[Task prompt] All of the material below is to be restated word for word, apart from the pictures.

+ + +

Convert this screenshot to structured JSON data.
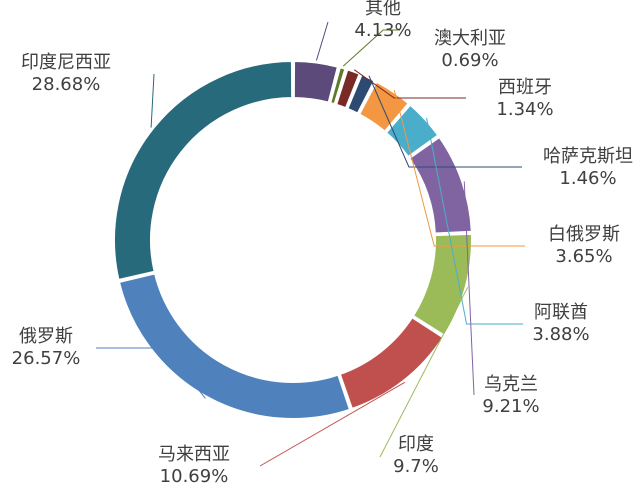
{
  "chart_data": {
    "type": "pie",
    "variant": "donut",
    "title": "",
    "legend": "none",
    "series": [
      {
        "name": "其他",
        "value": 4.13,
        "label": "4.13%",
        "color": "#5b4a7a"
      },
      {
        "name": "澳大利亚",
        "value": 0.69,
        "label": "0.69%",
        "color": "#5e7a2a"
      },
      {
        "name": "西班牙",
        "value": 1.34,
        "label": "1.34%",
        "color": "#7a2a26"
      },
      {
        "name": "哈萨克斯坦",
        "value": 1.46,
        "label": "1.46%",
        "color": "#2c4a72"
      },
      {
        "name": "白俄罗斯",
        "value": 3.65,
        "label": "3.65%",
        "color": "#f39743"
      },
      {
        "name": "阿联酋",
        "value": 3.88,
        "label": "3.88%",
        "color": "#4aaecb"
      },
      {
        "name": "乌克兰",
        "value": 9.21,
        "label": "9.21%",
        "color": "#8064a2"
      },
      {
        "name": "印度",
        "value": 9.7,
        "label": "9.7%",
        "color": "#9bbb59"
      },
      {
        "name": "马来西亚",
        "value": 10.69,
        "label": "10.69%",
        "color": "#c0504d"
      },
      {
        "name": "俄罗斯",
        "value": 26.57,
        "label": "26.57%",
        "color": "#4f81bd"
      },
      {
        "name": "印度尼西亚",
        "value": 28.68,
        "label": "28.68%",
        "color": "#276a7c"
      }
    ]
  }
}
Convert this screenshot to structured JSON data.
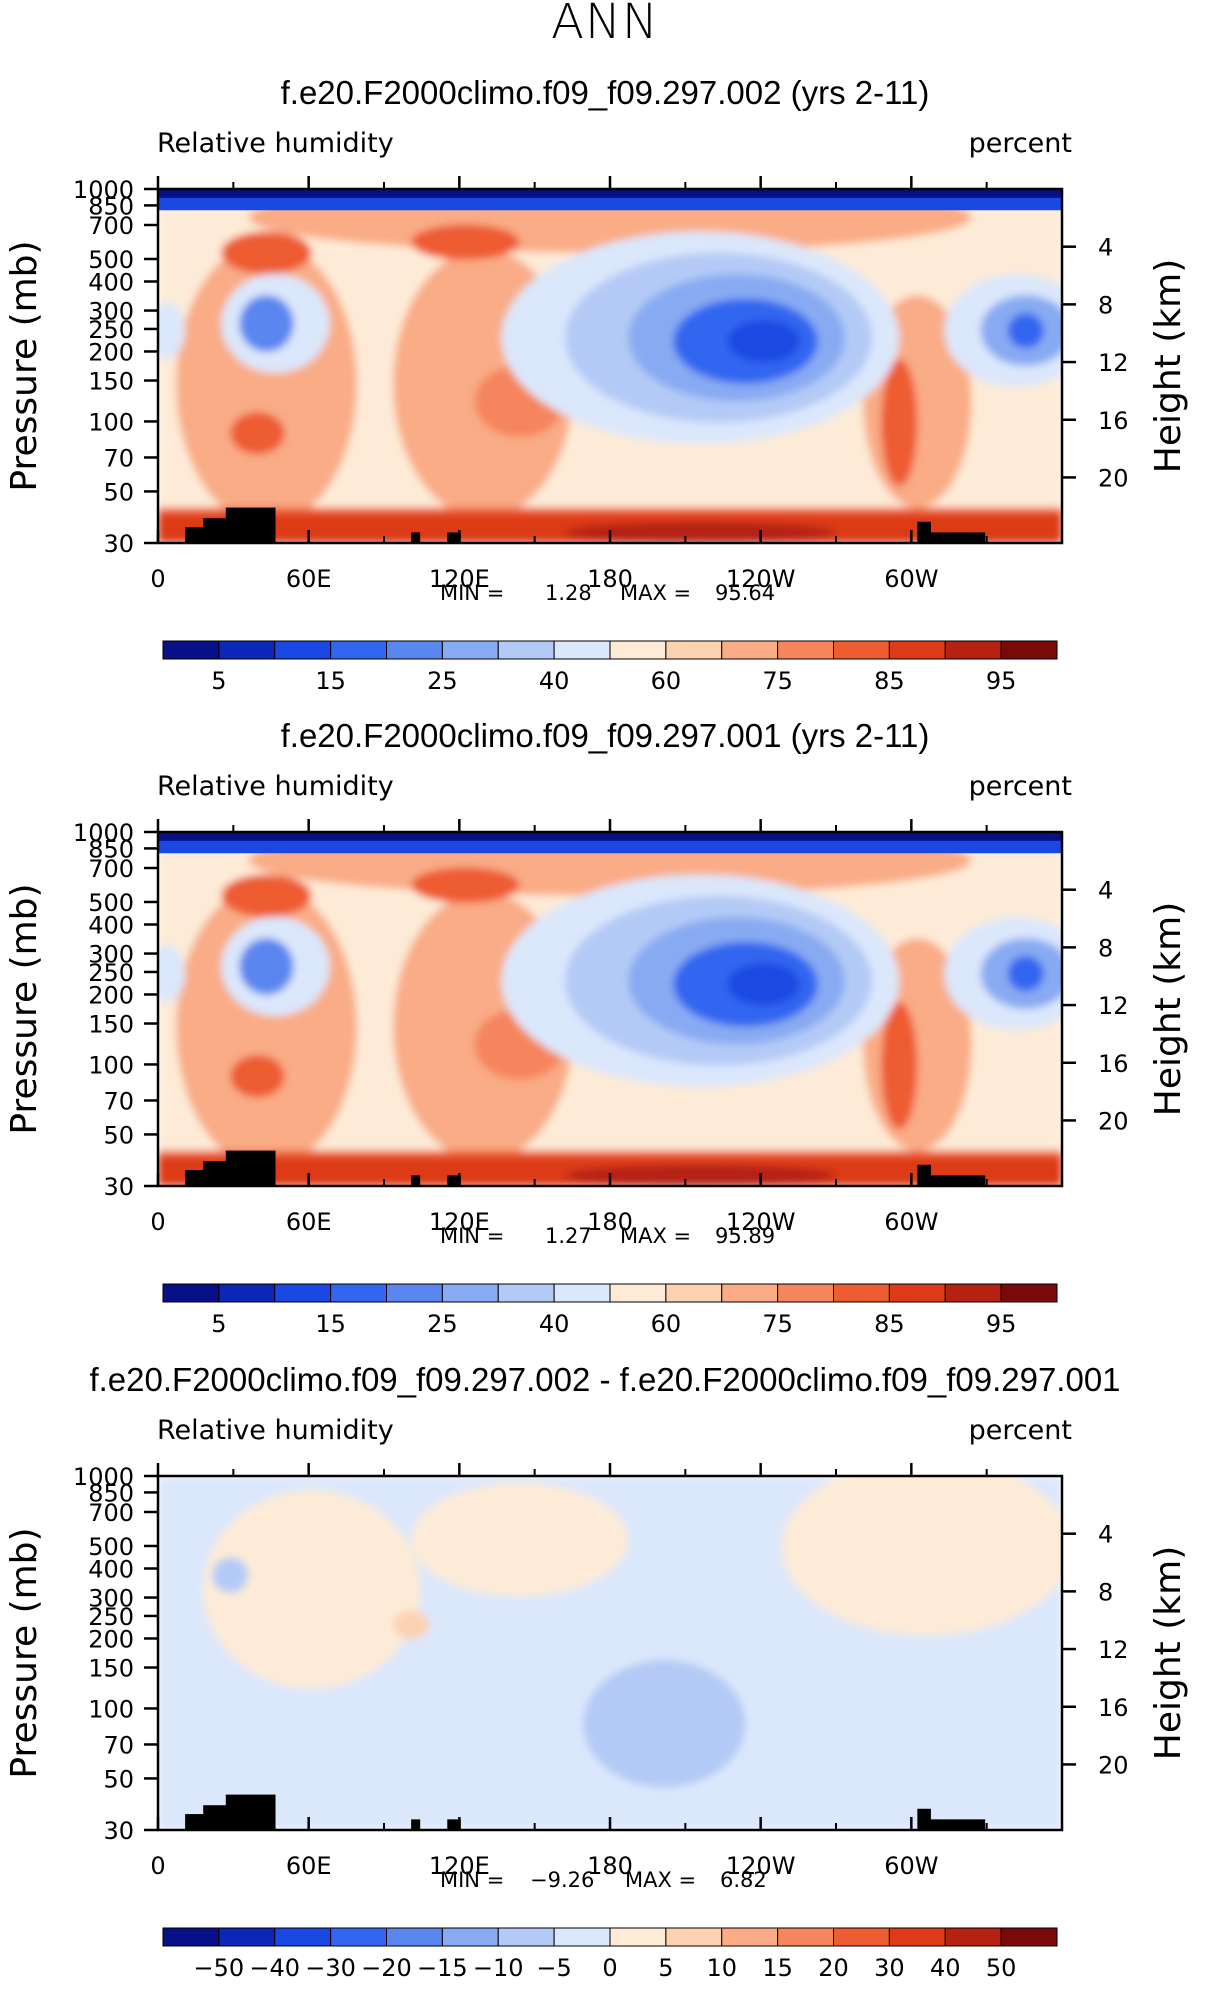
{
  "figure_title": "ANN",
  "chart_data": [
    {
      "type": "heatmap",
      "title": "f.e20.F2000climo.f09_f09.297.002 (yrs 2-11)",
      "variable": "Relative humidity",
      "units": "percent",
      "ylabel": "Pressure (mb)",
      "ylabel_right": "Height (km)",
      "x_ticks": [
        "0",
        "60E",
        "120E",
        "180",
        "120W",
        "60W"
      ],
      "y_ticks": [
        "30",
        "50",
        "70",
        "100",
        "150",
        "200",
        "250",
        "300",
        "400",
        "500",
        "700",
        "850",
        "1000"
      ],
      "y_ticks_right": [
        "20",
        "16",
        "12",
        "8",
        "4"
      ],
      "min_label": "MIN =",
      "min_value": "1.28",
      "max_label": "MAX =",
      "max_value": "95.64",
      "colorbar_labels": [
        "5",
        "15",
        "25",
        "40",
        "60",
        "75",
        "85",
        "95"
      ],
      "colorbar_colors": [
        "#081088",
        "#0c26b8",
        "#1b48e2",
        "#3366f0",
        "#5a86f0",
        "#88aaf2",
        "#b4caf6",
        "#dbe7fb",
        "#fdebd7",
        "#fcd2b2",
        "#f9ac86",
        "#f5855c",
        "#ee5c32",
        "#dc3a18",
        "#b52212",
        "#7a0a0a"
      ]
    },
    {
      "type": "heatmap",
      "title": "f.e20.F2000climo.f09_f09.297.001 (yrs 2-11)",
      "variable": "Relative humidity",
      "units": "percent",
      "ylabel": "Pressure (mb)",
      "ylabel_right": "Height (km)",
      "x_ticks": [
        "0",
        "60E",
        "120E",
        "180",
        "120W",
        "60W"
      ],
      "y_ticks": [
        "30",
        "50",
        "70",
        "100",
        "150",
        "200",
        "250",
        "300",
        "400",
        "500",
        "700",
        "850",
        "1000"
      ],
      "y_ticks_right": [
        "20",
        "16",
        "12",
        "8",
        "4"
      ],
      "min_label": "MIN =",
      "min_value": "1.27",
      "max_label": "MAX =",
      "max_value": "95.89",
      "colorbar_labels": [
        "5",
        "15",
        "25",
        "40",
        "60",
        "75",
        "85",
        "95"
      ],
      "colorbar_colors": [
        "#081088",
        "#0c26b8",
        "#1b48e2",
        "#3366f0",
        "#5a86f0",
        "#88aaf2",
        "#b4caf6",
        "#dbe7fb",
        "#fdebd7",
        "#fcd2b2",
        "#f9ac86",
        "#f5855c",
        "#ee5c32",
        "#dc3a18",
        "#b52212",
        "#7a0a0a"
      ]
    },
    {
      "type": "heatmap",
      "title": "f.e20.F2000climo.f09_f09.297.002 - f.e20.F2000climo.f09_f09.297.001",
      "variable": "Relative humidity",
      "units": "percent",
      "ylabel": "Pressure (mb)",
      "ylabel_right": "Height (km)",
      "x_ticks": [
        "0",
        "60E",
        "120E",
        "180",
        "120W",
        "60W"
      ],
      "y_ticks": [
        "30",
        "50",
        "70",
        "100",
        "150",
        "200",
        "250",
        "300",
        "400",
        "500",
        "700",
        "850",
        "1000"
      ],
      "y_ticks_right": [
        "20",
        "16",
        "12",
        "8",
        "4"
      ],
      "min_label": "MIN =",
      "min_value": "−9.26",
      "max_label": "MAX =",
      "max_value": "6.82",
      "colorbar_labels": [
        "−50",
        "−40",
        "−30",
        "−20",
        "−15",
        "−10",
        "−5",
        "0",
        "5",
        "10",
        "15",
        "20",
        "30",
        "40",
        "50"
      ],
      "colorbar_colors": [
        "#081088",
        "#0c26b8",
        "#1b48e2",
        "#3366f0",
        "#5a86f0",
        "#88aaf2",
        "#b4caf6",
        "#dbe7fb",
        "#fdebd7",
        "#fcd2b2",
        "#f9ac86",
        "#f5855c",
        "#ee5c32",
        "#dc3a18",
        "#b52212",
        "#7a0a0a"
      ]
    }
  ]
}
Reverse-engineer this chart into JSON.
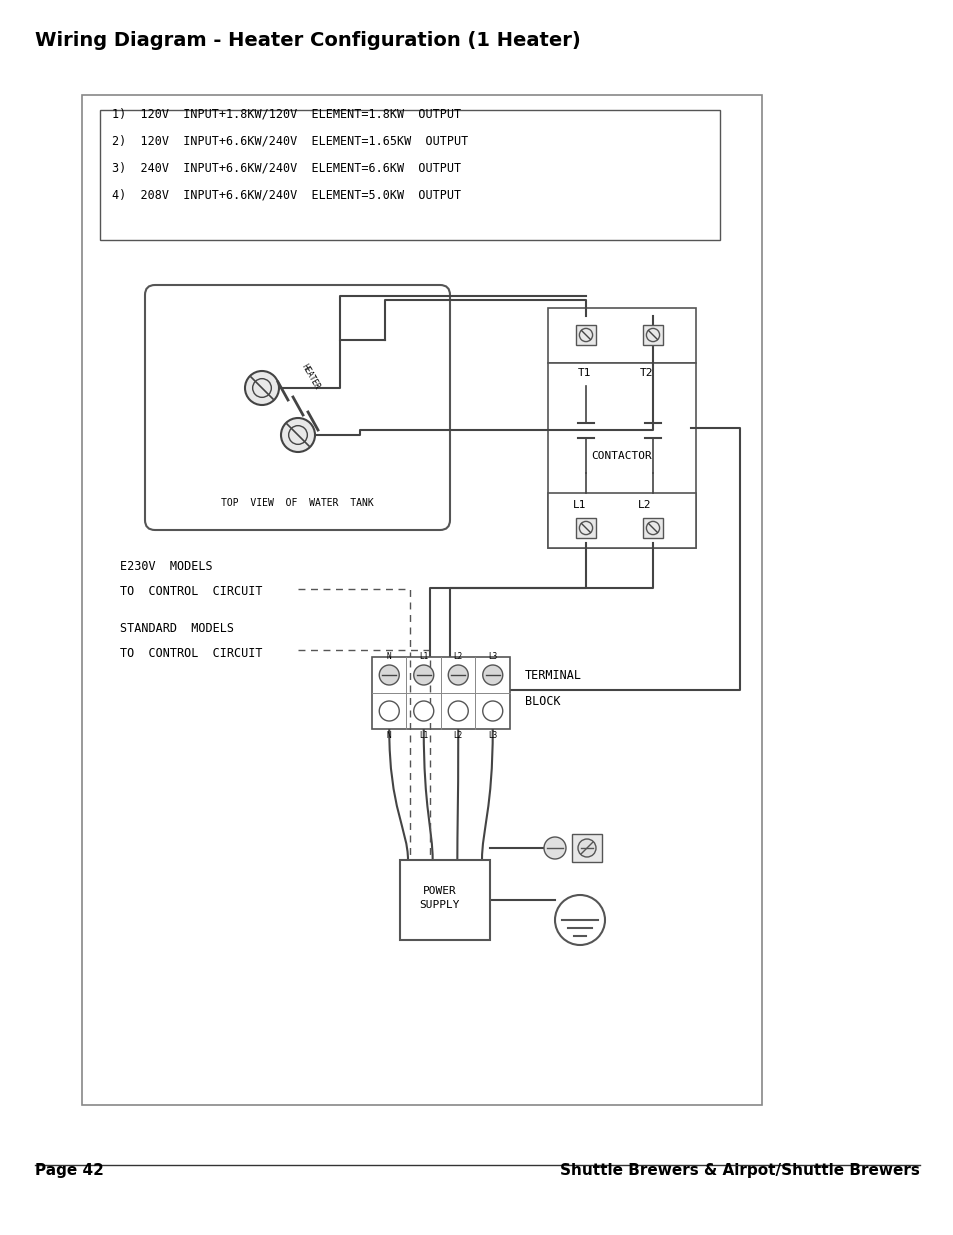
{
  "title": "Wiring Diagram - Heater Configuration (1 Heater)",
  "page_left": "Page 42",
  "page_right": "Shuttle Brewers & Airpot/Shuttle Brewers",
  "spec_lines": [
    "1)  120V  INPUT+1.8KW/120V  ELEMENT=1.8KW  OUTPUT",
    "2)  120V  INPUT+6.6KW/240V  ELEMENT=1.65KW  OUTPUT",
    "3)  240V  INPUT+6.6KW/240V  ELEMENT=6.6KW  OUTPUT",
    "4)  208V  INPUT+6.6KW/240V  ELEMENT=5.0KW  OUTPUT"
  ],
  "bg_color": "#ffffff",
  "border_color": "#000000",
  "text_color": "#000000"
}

+ + +

[Finished answer]
Convert this screenshot to structured JSON data.
{
  "chart_data": {
    "type": "pie",
    "variant": "donut",
    "title": "",
    "legend": "none",
    "series": [
      {
        "name": "其他",
        "value": 4.13,
        "label": "4.13%",
        "color": "#5b4a7a"
      },
      {
        "name": "澳大利亚",
        "value": 0.69,
        "label": "0.69%",
        "color": "#5e7a2a"
      },
      {
        "name": "西班牙",
        "value": 1.34,
        "label": "1.34%",
        "color": "#7a2a26"
      },
      {
        "name": "哈萨克斯坦",
        "value": 1.46,
        "label": "1.46%",
        "color": "#2c4a72"
      },
      {
        "name": "白俄罗斯",
        "value": 3.65,
        "label": "3.65%",
        "color": "#f39743"
      },
      {
        "name": "阿联酋",
        "value": 3.88,
        "label": "3.88%",
        "color": "#4aaecb"
      },
      {
        "name": "乌克兰",
        "value": 9.21,
        "label": "9.21%",
        "color": "#8064a2"
      },
      {
        "name": "印度",
        "value": 9.7,
        "label": "9.7%",
        "color": "#9bbb59"
      },
      {
        "name": "马来西亚",
        "value": 10.69,
        "label": "10.69%",
        "color": "#c0504d"
      },
      {
        "name": "俄罗斯",
        "value": 26.57,
        "label": "26.57%",
        "color": "#4f81bd"
      },
      {
        "name": "印度尼西亚",
        "value": 28.68,
        "label": "28.68%",
        "color": "#276a7c"
      }
    ]
  }
}
Convert this screenshot to structured JSON data.
{
  "figure_title": "ANN",
  "chart_data": [
    {
      "type": "heatmap",
      "title": "f.e20.F2000climo.f09_f09.297.002 (yrs 2-11)",
      "variable": "Relative humidity",
      "units": "percent",
      "ylabel": "Pressure (mb)",
      "ylabel_right": "Height (km)",
      "x_ticks": [
        "0",
        "60E",
        "120E",
        "180",
        "120W",
        "60W"
      ],
      "y_ticks": [
        "30",
        "50",
        "70",
        "100",
        "150",
        "200",
        "250",
        "300",
        "400",
        "500",
        "700",
        "850",
        "1000"
      ],
      "y_ticks_right": [
        "20",
        "16",
        "12",
        "8",
        "4"
      ],
      "min_label": "MIN =",
      "min_value": "1.28",
      "max_label": "MAX =",
      "max_value": "95.64",
      "colorbar_labels": [
        "5",
        "15",
        "25",
        "40",
        "60",
        "75",
        "85",
        "95"
      ],
      "colorbar_colors": [
        "#081088",
        "#0c26b8",
        "#1b48e2",
        "#3366f0",
        "#5a86f0",
        "#88aaf2",
        "#b4caf6",
        "#dbe7fb",
        "#fdebd7",
        "#fcd2b2",
        "#f9ac86",
        "#f5855c",
        "#ee5c32",
        "#dc3a18",
        "#b52212",
        "#7a0a0a"
      ]
    },
    {
      "type": "heatmap",
      "title": "f.e20.F2000climo.f09_f09.297.001 (yrs 2-11)",
      "variable": "Relative humidity",
      "units": "percent",
      "ylabel": "Pressure (mb)",
      "ylabel_right": "Height (km)",
      "x_ticks": [
        "0",
        "60E",
        "120E",
        "180",
        "120W",
        "60W"
      ],
      "y_ticks": [
        "30",
        "50",
        "70",
        "100",
        "150",
        "200",
        "250",
        "300",
        "400",
        "500",
        "700",
        "850",
        "1000"
      ],
      "y_ticks_right": [
        "20",
        "16",
        "12",
        "8",
        "4"
      ],
      "min_label": "MIN =",
      "min_value": "1.27",
      "max_label": "MAX =",
      "max_value": "95.89",
      "colorbar_labels": [
        "5",
        "15",
        "25",
        "40",
        "60",
        "75",
        "85",
        "95"
      ],
      "colorbar_colors": [
        "#081088",
        "#0c26b8",
        "#1b48e2",
        "#3366f0",
        "#5a86f0",
        "#88aaf2",
        "#b4caf6",
        "#dbe7fb",
        "#fdebd7",
        "#fcd2b2",
        "#f9ac86",
        "#f5855c",
        "#ee5c32",
        "#dc3a18",
        "#b52212",
        "#7a0a0a"
      ]
    },
    {
      "type": "heatmap",
      "title": "f.e20.F2000climo.f09_f09.297.002 - f.e20.F2000climo.f09_f09.297.001",
      "variable": "Relative humidity",
      "units": "percent",
      "ylabel": "Pressure (mb)",
      "ylabel_right": "Height (km)",
      "x_ticks": [
        "0",
        "60E",
        "120E",
        "180",
        "120W",
        "60W"
      ],
      "y_ticks": [
        "30",
        "50",
        "70",
        "100",
        "150",
        "200",
        "250",
        "300",
        "400",
        "500",
        "700",
        "850",
        "1000"
      ],
      "y_ticks_right": [
        "20",
        "16",
        "12",
        "8",
        "4"
      ],
      "min_label": "MIN =",
      "min_value": "−9.26",
      "max_label": "MAX =",
      "max_value": "6.82",
      "colorbar_labels": [
        "−50",
        "−40",
        "−30",
        "−20",
        "−15",
        "−10",
        "−5",
        "0",
        "5",
        "10",
        "15",
        "20",
        "30",
        "40",
        "50"
      ],
      "colorbar_colors": [
        "#081088",
        "#0c26b8",
        "#1b48e2",
        "#3366f0",
        "#5a86f0",
        "#88aaf2",
        "#b4caf6",
        "#dbe7fb",
        "#fdebd7",
        "#fcd2b2",
        "#f9ac86",
        "#f5855c",
        "#ee5c32",
        "#dc3a18",
        "#b52212",
        "#7a0a0a"
      ]
    }
  ]
}
Reverse-engineer this chart into JSON.
{
  "title": "Wiring Diagram - Heater Configuration (1 Heater)",
  "page_left": "Page 42",
  "page_right": "Shuttle Brewers & Airpot/Shuttle Brewers",
  "spec_lines": [
    "1)  120V  INPUT+1.8KW/120V  ELEMENT=1.8KW  OUTPUT",
    "2)  120V  INPUT+6.6KW/240V  ELEMENT=1.65KW  OUTPUT",
    "3)  240V  INPUT+6.6KW/240V  ELEMENT=6.6KW  OUTPUT",
    "4)  208V  INPUT+6.6KW/240V  ELEMENT=5.0KW  OUTPUT"
  ],
  "bg_color": "#ffffff",
  "border_color": "#000000",
  "text_color": "#000000"
}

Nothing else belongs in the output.